[Extracted records]

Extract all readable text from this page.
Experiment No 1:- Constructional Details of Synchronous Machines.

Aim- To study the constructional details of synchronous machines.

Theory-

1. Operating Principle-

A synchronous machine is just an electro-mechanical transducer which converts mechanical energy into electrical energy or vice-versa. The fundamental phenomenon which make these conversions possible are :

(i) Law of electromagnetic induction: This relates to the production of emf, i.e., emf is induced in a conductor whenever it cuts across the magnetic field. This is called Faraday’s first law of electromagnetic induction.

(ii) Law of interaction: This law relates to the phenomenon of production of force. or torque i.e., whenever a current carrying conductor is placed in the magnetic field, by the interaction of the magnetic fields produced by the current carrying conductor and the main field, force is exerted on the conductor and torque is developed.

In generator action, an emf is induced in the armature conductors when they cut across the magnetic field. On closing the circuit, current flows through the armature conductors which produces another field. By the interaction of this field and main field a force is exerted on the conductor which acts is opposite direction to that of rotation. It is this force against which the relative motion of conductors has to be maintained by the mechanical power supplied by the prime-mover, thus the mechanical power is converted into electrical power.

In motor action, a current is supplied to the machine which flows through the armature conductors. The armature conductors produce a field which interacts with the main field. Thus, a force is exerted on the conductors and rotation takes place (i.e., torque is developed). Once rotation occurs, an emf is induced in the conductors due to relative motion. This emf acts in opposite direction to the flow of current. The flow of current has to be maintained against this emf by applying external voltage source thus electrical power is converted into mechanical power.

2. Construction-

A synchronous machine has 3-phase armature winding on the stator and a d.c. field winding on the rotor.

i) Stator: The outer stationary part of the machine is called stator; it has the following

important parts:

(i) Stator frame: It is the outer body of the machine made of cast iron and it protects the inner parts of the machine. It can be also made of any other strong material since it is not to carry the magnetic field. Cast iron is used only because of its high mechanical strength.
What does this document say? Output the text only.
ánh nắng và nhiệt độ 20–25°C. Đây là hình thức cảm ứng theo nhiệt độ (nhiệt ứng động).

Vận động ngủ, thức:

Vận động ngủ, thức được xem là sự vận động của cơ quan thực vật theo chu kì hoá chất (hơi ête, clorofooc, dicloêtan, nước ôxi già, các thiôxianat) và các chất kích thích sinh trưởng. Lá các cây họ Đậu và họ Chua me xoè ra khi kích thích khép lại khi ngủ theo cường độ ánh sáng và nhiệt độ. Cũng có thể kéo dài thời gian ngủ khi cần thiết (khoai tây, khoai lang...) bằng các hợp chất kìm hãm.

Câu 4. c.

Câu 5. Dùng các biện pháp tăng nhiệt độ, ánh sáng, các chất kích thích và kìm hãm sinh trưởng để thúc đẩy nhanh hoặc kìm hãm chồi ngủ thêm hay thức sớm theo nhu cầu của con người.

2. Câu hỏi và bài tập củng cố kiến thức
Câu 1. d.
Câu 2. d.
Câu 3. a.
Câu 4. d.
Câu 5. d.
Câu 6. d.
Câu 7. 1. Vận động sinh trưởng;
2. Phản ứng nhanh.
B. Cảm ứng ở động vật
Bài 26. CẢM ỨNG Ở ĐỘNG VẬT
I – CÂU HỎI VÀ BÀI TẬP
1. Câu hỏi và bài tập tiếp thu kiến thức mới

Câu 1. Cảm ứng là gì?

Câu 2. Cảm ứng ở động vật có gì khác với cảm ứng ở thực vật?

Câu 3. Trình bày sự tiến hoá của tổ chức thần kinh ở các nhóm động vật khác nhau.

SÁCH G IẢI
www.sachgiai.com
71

### [Job]
Transcribe all of the entries without altering anything.

### [Exercise response]
Extract all readable text from this page.
Experiment No 1:- Constructional Details of Synchronous Machines.

Aim- To study the constructional details of synchronous machines.

Theory-

1. Operating Principle-

A synchronous machine is just an electro-mechanical transducer which converts mechanical energy into electrical energy or vice-versa. The fundamental phenomenon which make these conversions possible are :

(i) Law of electromagnetic induction: This relates to the production of emf, i.e., emf is induced in a conductor whenever it cuts across the magnetic field. This is called Faraday’s first law of electromagnetic induction.

(ii) Law of interaction: This law relates to the phenomenon of production of force. or torque i.e., whenever a current carrying conductor is placed in the magnetic field, by the interaction of the magnetic fields produced by the current carrying conductor and the main field, force is exerted on the conductor and torque is developed.

In generator action, an emf is induced in the armature conductors when they cut across the magnetic field. On closing the circuit, current flows through the armature conductors which produces another field. By the interaction of this field and main field a force is exerted on the conductor which acts is opposite direction to that of rotation. It is this force against which the relative motion of conductors has to be maintained by the mechanical power supplied by the prime-mover, thus the mechanical power is converted into electrical power.

In motor action, a current is supplied to the machine which flows through the armature conductors. The armature conductors produce a field which interacts with the main field. Thus, a force is exerted on the conductors and rotation takes place (i.e., torque is developed). Once rotation occurs, an emf is induced in the conductors due to relative motion. This emf acts in opposite direction to the flow of current. The flow of current has to be maintained against this emf by applying external voltage source thus electrical power is converted into mechanical power.

2. Construction-

A synchronous machine has 3-phase armature winding on the stator and a d.c. field winding on the rotor.

i) Stator: The outer stationary part of the machine is called stator; it has the following

important parts:

(i) Stator frame: It is the outer body of the machine made of cast iron and it protects the inner parts of the machine. It can be also made of any other strong material since it is not to carry the magnetic field. Cast iron is used only because of its high mechanical strength.
What does this document say? Output the text only.
ánh nắng và nhiệt độ 20–25°C. Đây là hình thức cảm ứng theo nhiệt độ (nhiệt ứng động).

Vận động ngủ, thức:

Vận động ngủ, thức được xem là sự vận động của cơ quan thực vật theo chu kì hoá chất (hơi ête, clorofooc, dicloêtan, nước ôxi già, các thiôxianat) và các chất kích thích sinh trưởng. Lá các cây họ Đậu và họ Chua me xoè ra khi kích thích khép lại khi ngủ theo cường độ ánh sáng và nhiệt độ. Cũng có thể kéo dài thời gian ngủ khi cần thiết (khoai tây, khoai lang...) bằng các hợp chất kìm hãm.

Câu 4. c.

Câu 5. Dùng các biện pháp tăng nhiệt độ, ánh sáng, các chất kích thích và kìm hãm sinh trưởng để thúc đẩy nhanh hoặc kìm hãm chồi ngủ thêm hay thức sớm theo nhu cầu của con người.

2. Câu hỏi và bài tập củng cố kiến thức
Câu 1. d.
Câu 2. d.
Câu 3. a.
Câu 4. d.
Câu 5. d.
Câu 6. d.
Câu 7. 1. Vận động sinh trưởng;
2. Phản ứng nhanh.
B. Cảm ứng ở động vật
Bài 26. CẢM ỨNG Ở ĐỘNG VẬT
I – CÂU HỎI VÀ BÀI TẬP
1. Câu hỏi và bài tập tiếp thu kiến thức mới

Câu 1. Cảm ứng là gì?

Câu 2. Cảm ứng ở động vật có gì khác với cảm ứng ở thực vật?

Câu 3. Trình bày sự tiến hoá của tổ chức thần kinh ở các nhóm động vật khác nhau.

SÁCH G IẢI
www.sachgiai.com
71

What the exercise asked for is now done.